*AIM*
In the data below, find every line that has the string "корп", and copy it.
※
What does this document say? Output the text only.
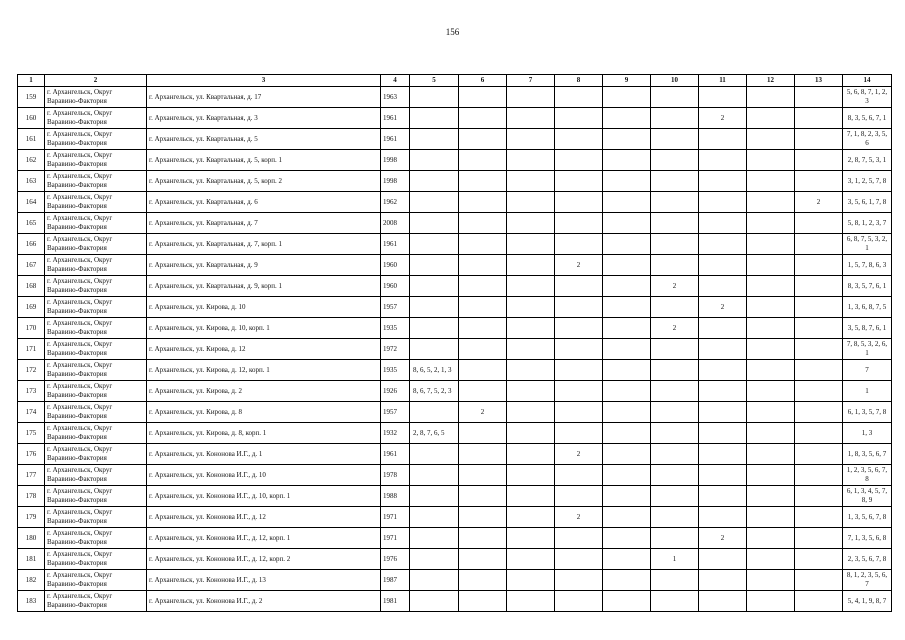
156
1	2	3	4	5	6	7	8	9	10	11	12	13	14
159	г. Архангельск, Округ Варавино-Фактория	г. Архангельск, ул. Квартальная, д. 17	1963										5, 6, 8, 7, 1, 2, 3
160	г. Архангельск, Округ Варавино-Фактория	г. Архангельск, ул. Квартальная, д. 3	1961							2			8, 3, 5, 6, 7, 1
161	г. Архангельск, Округ Варавино-Фактория	г. Архангельск, ул. Квартальная, д. 5	1961										7, 1, 8, 2, 3, 5, 6
162	г. Архангельск, Округ Варавино-Фактория	г. Архангельск, ул. Квартальная, д. 5, корп. 1	1998										2, 8, 7, 5, 3, 1
163	г. Архангельск, Округ Варавино-Фактория	г. Архангельск, ул. Квартальная, д. 5, корп. 2	1998										3, 1, 2, 5, 7, 8
164	г. Архангельск, Округ Варавино-Фактория	г. Архангельск, ул. Квартальная, д. 6	1962									2	3, 5, 6, 1, 7, 8
165	г. Архангельск, Округ Варавино-Фактория	г. Архангельск, ул. Квартальная, д. 7	2008										5, 8, 1, 2, 3, 7
166	г. Архангельск, Округ Варавино-Фактория	г. Архангельск, ул. Квартальная, д. 7, корп. 1	1961										6, 8, 7, 5, 3, 2, 1
167	г. Архангельск, Округ Варавино-Фактория	г. Архангельск, ул. Квартальная, д. 9	1960				2						1, 5, 7, 8, 6, 3
168	г. Архангельск, Округ Варавино-Фактория	г. Архангельск, ул. Квартальная, д. 9, корп. 1	1960						2				8, 3, 5, 7, 6, 1
169	г. Архангельск, Округ Варавино-Фактория	г. Архангельск, ул. Кирова, д. 10	1957							2			1, 3, 6, 8, 7, 5
170	г. Архангельск, Округ Варавино-Фактория	г. Архангельск, ул. Кирова, д. 10, корп. 1	1935						2				3, 5, 8, 7, 6, 1
171	г. Архангельск, Округ Варавино-Фактория	г. Архангельск, ул. Кирова, д. 12	1972										7, 8, 5, 3, 2, 6, 1
172	г. Архангельск, Округ Варавино-Фактория	г. Архангельск, ул. Кирова, д. 12, корп. 1	1935	8, 6, 5, 2, 1, 3									7
173	г. Архангельск, Округ Варавино-Фактория	г. Архангельск, ул. Кирова, д. 2	1926	8, 6, 7, 5, 2, 3									1
174	г. Архангельск, Округ Варавино-Фактория	г. Архангельск, ул. Кирова, д. 8	1957		2								6, 1, 3, 5, 7, 8
175	г. Архангельск, Округ Варавино-Фактория	г. Архангельск, ул. Кирова, д. 8, корп. 1	1932	2, 8, 7, 6, 5									1, 3
176	г. Архангельск, Округ Варавино-Фактория	г. Архангельск, ул. Кононова И.Г., д. 1	1961				2						1, 8, 3, 5, 6, 7
177	г. Архангельск, Округ Варавино-Фактория	г. Архангельск, ул. Кононова И.Г., д. 10	1978										1, 2, 3, 5, 6, 7, 8
178	г. Архангельск, Округ Варавино-Фактория	г. Архангельск, ул. Кононова И.Г., д. 10, корп. 1	1988										6, 1, 3, 4, 5, 7, 8, 9
179	г. Архангельск, Округ Варавино-Фактория	г. Архангельск, ул. Кононова И.Г., д. 12	1971				2						1, 3, 5, 6, 7, 8
180	г. Архангельск, Округ Варавино-Фактория	г. Архангельск, ул. Кононова И.Г., д. 12, корп. 1	1971							2			7, 1, 3, 5, 6, 8
181	г. Архангельск, Округ Варавино-Фактория	г. Архангельск, ул. Кононова И.Г., д. 12, корп. 2	1976						1				2, 3, 5, 6, 7, 8
182	г. Архангельск, Округ Варавино-Фактория	г. Архангельск, ул. Кононова И.Г., д. 13	1987										8, 1, 2, 3, 5, 6, 7
183	г. Архангельск, Округ Варавино-Фактория	г. Архангельск, ул. Кононова И.Г., д. 2	1981										5, 4, 1, 9, 8, 7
※
*RESPONSE BELOW*
162	г. Архангельск, Округ Варавино-Фактория	г. Архангельск, ул. Квартальная, д. 5, корп. 1	1998										2, 8, 7, 5, 3, 1
163	г. Архангельск, Округ Варавино-Фактория	г. Архангельск, ул. Квартальная, д. 5, корп. 2	1998										3, 1, 2, 5, 7, 8
166	г. Архангельск, Округ Варавино-Фактория	г. Архангельск, ул. Квартальная, д. 7, корп. 1	1961										6, 8, 7, 5, 3, 2, 1
168	г. Архангельск, Округ Варавино-Фактория	г. Архангельск, ул. Квартальная, д. 9, корп. 1	1960						2				8, 3, 5, 7, 6, 1
170	г. Архангельск, Округ Варавино-Фактория	г. Архангельск, ул. Кирова, д. 10, корп. 1	1935						2				3, 5, 8, 7, 6, 1
172	г. Архангельск, Округ Варавино-Фактория	г. Архангельск, ул. Кирова, д. 12, корп. 1	1935	8, 6, 5, 2, 1, 3									7
175	г. Архангельск, Округ Варавино-Фактория	г. Архангельск, ул. Кирова, д. 8, корп. 1	1932	2, 8, 7, 6, 5									1, 3
178	г. Архангельск, Округ Варавино-Фактория	г. Архангельск, ул. Кононова И.Г., д. 10, корп. 1	1988										6, 1, 3, 4, 5, 7, 8, 9
180	г. Архангельск, Округ Варавино-Фактория	г. Архангельск, ул. Кононова И.Г., д. 12, корп. 1	1971							2			7, 1, 3, 5, 6, 8
181	г. Архангельск, Округ Варавино-Фактория	г. Архангельск, ул. Кононова И.Г., д. 12, корп. 2	1976						1				2, 3, 5, 6, 7, 8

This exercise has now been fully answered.